-- WORK TO COMPLETE --
Restate each entry word for word, leaving nothing out.

Dataset items
***
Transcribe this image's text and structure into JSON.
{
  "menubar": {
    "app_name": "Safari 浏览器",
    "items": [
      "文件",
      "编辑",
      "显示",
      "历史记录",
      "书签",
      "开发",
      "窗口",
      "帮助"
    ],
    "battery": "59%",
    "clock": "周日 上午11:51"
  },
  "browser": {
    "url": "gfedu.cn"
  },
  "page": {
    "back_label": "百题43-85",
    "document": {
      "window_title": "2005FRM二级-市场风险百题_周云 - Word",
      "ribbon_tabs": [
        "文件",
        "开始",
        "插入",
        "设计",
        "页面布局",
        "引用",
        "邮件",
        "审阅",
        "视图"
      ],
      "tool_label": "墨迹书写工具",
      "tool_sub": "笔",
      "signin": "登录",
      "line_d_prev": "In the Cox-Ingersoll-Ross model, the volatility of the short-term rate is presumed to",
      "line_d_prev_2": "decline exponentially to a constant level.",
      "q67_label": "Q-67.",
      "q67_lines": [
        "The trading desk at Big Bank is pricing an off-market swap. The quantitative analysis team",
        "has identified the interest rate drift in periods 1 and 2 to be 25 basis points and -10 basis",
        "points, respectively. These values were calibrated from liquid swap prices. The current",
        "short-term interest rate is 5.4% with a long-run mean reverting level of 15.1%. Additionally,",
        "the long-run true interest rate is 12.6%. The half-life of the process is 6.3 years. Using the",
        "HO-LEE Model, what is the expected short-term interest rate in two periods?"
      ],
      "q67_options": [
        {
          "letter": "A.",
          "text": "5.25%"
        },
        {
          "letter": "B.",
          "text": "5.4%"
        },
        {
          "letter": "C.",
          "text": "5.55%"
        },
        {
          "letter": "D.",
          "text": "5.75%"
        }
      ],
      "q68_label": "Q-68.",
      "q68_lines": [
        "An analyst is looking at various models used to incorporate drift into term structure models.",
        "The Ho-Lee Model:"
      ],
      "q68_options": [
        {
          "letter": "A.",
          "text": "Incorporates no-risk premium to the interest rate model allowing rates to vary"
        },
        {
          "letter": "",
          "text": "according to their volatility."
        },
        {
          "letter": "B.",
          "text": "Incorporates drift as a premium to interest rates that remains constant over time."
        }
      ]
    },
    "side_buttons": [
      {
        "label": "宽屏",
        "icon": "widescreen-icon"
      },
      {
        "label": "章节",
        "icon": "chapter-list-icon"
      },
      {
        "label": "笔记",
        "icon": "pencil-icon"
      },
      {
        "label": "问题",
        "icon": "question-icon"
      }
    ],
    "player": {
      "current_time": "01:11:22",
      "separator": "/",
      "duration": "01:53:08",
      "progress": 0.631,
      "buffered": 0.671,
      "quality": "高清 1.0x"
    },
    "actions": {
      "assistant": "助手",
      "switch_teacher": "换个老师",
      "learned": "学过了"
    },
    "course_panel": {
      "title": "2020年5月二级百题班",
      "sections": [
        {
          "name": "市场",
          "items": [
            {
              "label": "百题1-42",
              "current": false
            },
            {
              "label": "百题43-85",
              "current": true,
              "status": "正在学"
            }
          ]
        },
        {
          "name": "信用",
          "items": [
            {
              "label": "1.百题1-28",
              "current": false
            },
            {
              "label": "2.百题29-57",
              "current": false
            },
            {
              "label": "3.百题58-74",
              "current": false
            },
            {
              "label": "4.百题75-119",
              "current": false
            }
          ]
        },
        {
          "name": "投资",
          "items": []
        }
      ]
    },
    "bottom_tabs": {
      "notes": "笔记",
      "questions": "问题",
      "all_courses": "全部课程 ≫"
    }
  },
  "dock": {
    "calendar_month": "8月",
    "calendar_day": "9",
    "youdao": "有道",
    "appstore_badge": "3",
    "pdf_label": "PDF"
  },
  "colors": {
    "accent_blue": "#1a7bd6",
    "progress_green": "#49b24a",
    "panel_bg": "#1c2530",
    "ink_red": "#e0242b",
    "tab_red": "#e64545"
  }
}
***
-- RESPONSE --
Transcribe this image's text and structure into JSON.
{
  "menubar": {
    "app_name": "Safari 浏览器",
    "items": [
      "文件",
      "编辑",
      "显示",
      "历史记录",
      "书签",
      "开发",
      "窗口",
      "帮助"
    ],
    "battery": "59%",
    "clock": "周日 上午11:51"
  },
  "browser": {
    "url": "gfedu.cn"
  },
  "page": {
    "back_label": "百题43-85",
    "document": {
      "window_title": "2005FRM二级-市场风险百题_周云 - Word",
      "ribbon_tabs": [
        "文件",
        "开始",
        "插入",
        "设计",
        "页面布局",
        "引用",
        "邮件",
        "审阅",
        "视图"
      ],
      "tool_label": "墨迹书写工具",
      "tool_sub": "笔",
      "signin": "登录",
      "line_d_prev": "In the Cox-Ingersoll-Ross model, the volatility of the short-term rate is presumed to",
      "line_d_prev_2": "decline exponentially to a constant level.",
      "q67_label": "Q-67.",
      "q67_lines": [
        "The trading desk at Big Bank is pricing an off-market swap. The quantitative analysis team",
        "has identified the interest rate drift in periods 1 and 2 to be 25 basis points and -10 basis",
        "points, respectively. These values were calibrated from liquid swap prices. The current",
        "short-term interest rate is 5.4% with a long-run mean reverting level of 15.1%. Additionally,",
        "the long-run true interest rate is 12.6%. The half-life of the process is 6.3 years. Using the",
        "HO-LEE Model, what is the expected short-term interest rate in two periods?"
      ],
      "q67_options": [
        {
          "letter": "A.",
          "text": "5.25%"
        },
        {
          "letter": "B.",
          "text": "5.4%"
        },
        {
          "letter": "C.",
          "text": "5.55%"
        },
        {
          "letter": "D.",
          "text": "5.75%"
        }
      ],
      "q68_label": "Q-68.",
      "q68_lines": [
        "An analyst is looking at various models used to incorporate drift into term structure models.",
        "The Ho-Lee Model:"
      ],
      "q68_options": [
        {
          "letter": "A.",
          "text": "Incorporates no-risk premium to the interest rate model allowing rates to vary"
        },
        {
          "letter": "",
          "text": "according to their volatility."
        },
        {
          "letter": "B.",
          "text": "Incorporates drift as a premium to interest rates that remains constant over time."
        }
      ]
    },
    "side_buttons": [
      {
        "label": "宽屏",
        "icon": "widescreen-icon"
      },
      {
        "label": "章节",
        "icon": "chapter-list-icon"
      },
      {
        "label": "笔记",
        "icon": "pencil-icon"
      },
      {
        "label": "问题",
        "icon": "question-icon"
      }
    ],
    "player": {
      "current_time": "01:11:22",
      "separator": "/",
      "duration": "01:53:08",
      "progress": 0.631,
      "buffered": 0.671,
      "quality": "高清 1.0x"
    },
    "actions": {
      "assistant": "助手",
      "switch_teacher": "换个老师",
      "learned": "学过了"
    },
    "course_panel": {
      "title": "2020年5月二级百题班",
      "sections": [
        {
          "name": "市场",
          "items": [
            {
              "label": "百题1-42",
              "current": false
            },
            {
              "label": "百题43-85",
              "current": true,
              "status": "正在学"
            }
          ]
        },
        {
          "name": "信用",
          "items": [
            {
              "label": "1.百题1-28",
              "current": false
            },
            {
              "label": "2.百题29-57",
              "current": false
            },
            {
              "label": "3.百题58-74",
              "current": false
            },
            {
              "label": "4.百题75-119",
              "current": false
            }
          ]
        },
        {
          "name": "投资",
          "items": []
        }
      ]
    },
    "bottom_tabs": {
      "notes": "笔记",
      "questions": "问题",
      "all_courses": "全部课程 ≫"
    }
  },
  "dock": {
    "calendar_month": "8月",
    "calendar_day": "9",
    "youdao": "有道",
    "appstore_badge": "3",
    "pdf_label": "PDF"
  },
  "colors": {
    "accent_blue": "#1a7bd6",
    "progress_green": "#49b24a",
    "panel_bg": "#1c2530",
    "ink_red": "#e0242b",
    "tab_red": "#e64545"
  }
}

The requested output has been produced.